Begin
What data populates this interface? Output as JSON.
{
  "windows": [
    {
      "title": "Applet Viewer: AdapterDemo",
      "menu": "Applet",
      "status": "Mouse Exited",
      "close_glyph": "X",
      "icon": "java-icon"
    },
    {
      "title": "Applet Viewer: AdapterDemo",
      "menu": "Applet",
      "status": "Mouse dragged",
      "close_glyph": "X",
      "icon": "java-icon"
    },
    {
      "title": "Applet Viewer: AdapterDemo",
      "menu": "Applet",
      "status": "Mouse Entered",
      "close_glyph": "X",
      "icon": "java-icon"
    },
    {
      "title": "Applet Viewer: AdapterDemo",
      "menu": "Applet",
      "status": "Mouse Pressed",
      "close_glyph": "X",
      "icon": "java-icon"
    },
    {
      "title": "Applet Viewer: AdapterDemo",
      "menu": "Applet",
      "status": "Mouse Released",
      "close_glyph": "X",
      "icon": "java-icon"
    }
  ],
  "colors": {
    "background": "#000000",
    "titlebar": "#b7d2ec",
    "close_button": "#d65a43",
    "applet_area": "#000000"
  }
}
End
All of the data shown above must be copied exactly.

What data populates this interface? Output as JSON.
{
  "windows": [
    {
      "title": "Applet Viewer: AdapterDemo",
      "menu": "Applet",
      "status": "Mouse Exited",
      "close_glyph": "X",
      "icon": "java-icon"
    },
    {
      "title": "Applet Viewer: AdapterDemo",
      "menu": "Applet",
      "status": "Mouse dragged",
      "close_glyph": "X",
      "icon": "java-icon"
    },
    {
      "title": "Applet Viewer: AdapterDemo",
      "menu": "Applet",
      "status": "Mouse Entered",
      "close_glyph": "X",
      "icon": "java-icon"
    },
    {
      "title": "Applet Viewer: AdapterDemo",
      "menu": "Applet",
      "status": "Mouse Pressed",
      "close_glyph": "X",
      "icon": "java-icon"
    },
    {
      "title": "Applet Viewer: AdapterDemo",
      "menu": "Applet",
      "status": "Mouse Released",
      "close_glyph": "X",
      "icon": "java-icon"
    }
  ],
  "colors": {
    "background": "#000000",
    "titlebar": "#b7d2ec",
    "close_button": "#d65a43",
    "applet_area": "#000000"
  }
}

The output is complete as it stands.